Request -> Note each line of the listing that contains the string "shortcut", and copy it.

──────────

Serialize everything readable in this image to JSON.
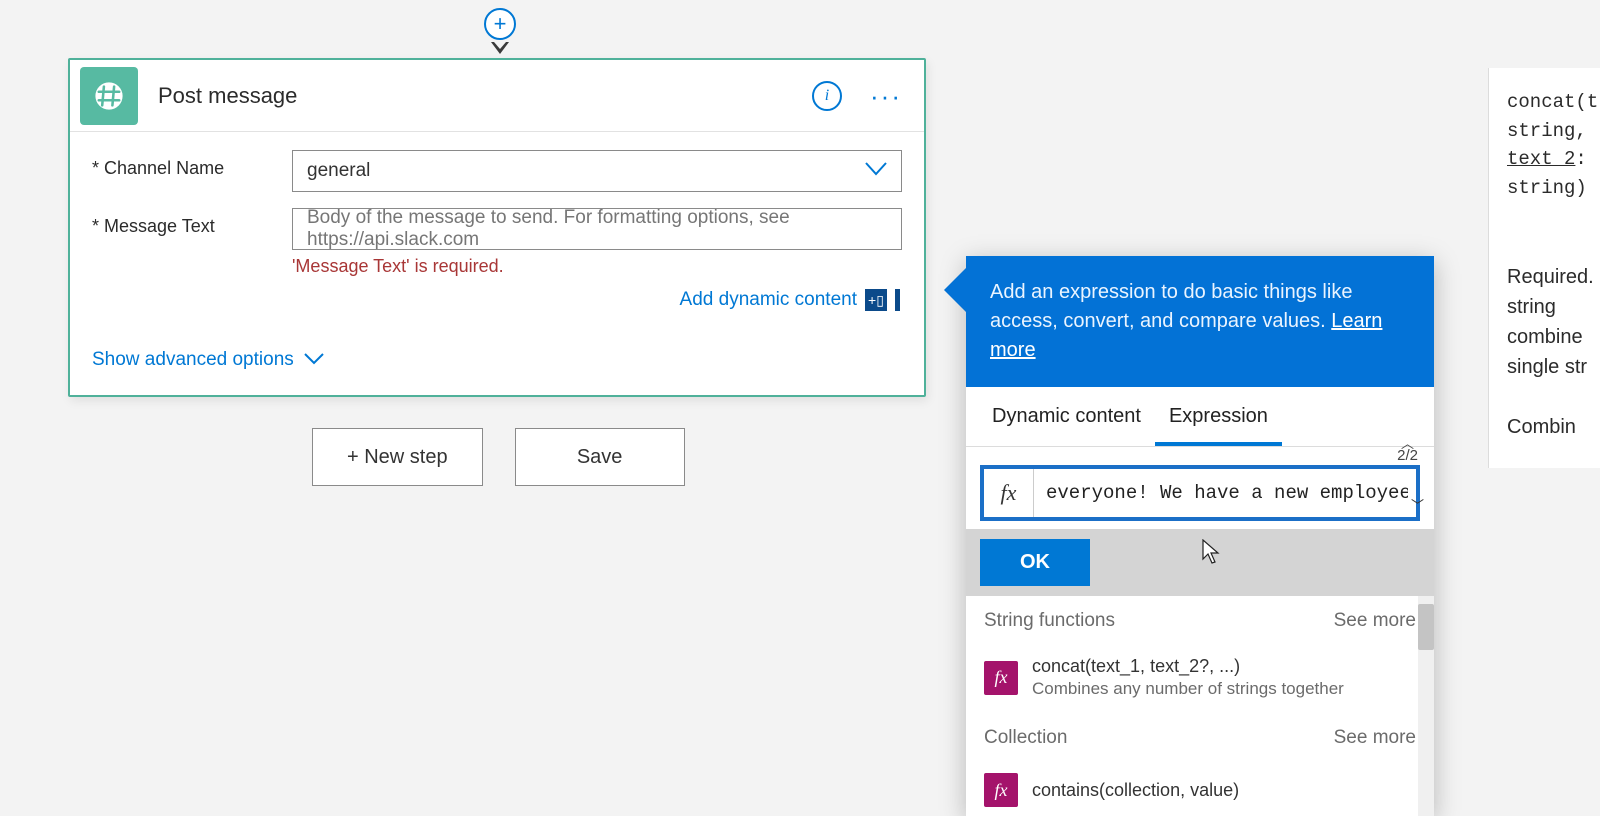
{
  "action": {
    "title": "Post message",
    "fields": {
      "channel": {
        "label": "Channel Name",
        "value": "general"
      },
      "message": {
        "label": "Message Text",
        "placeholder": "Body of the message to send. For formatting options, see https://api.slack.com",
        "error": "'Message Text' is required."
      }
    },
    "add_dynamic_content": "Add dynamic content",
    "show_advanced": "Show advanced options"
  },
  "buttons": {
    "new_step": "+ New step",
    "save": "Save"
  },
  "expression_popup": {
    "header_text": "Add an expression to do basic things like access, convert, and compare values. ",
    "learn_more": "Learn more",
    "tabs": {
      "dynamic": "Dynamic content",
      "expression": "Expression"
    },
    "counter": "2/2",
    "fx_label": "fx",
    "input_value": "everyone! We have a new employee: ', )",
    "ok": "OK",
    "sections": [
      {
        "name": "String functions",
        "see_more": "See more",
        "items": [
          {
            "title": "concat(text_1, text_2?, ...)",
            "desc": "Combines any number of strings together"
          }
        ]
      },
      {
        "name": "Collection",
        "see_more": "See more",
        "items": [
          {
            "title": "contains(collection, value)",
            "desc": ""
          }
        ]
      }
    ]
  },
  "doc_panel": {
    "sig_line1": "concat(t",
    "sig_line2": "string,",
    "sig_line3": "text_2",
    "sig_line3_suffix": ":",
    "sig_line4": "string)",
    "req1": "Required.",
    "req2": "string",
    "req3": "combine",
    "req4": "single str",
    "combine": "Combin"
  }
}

──────────

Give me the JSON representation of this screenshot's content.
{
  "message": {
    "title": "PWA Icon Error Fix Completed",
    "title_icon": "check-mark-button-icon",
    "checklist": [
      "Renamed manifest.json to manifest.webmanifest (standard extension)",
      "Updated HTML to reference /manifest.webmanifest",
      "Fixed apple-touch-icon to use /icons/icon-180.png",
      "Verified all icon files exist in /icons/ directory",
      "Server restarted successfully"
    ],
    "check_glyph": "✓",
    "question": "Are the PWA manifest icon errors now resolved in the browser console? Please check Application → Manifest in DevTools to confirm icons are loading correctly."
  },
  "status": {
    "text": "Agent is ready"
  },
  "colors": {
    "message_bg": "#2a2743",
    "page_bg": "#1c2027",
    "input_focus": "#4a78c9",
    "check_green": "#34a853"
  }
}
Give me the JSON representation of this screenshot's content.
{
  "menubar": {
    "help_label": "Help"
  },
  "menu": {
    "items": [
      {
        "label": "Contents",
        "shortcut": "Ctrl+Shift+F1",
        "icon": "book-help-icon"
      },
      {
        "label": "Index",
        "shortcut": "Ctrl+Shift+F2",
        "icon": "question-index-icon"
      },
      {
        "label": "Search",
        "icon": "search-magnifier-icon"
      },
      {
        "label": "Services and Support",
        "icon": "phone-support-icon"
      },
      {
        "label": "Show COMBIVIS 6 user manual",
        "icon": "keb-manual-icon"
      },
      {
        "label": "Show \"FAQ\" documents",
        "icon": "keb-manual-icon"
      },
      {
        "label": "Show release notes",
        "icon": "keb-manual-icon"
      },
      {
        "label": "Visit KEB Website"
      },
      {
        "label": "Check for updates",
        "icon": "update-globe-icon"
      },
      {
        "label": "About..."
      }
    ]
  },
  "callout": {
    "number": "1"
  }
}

──────────

Final answer ->
        "shortcut": "Ctrl+Shift+F1",
        "shortcut": "Ctrl+Shift+F2",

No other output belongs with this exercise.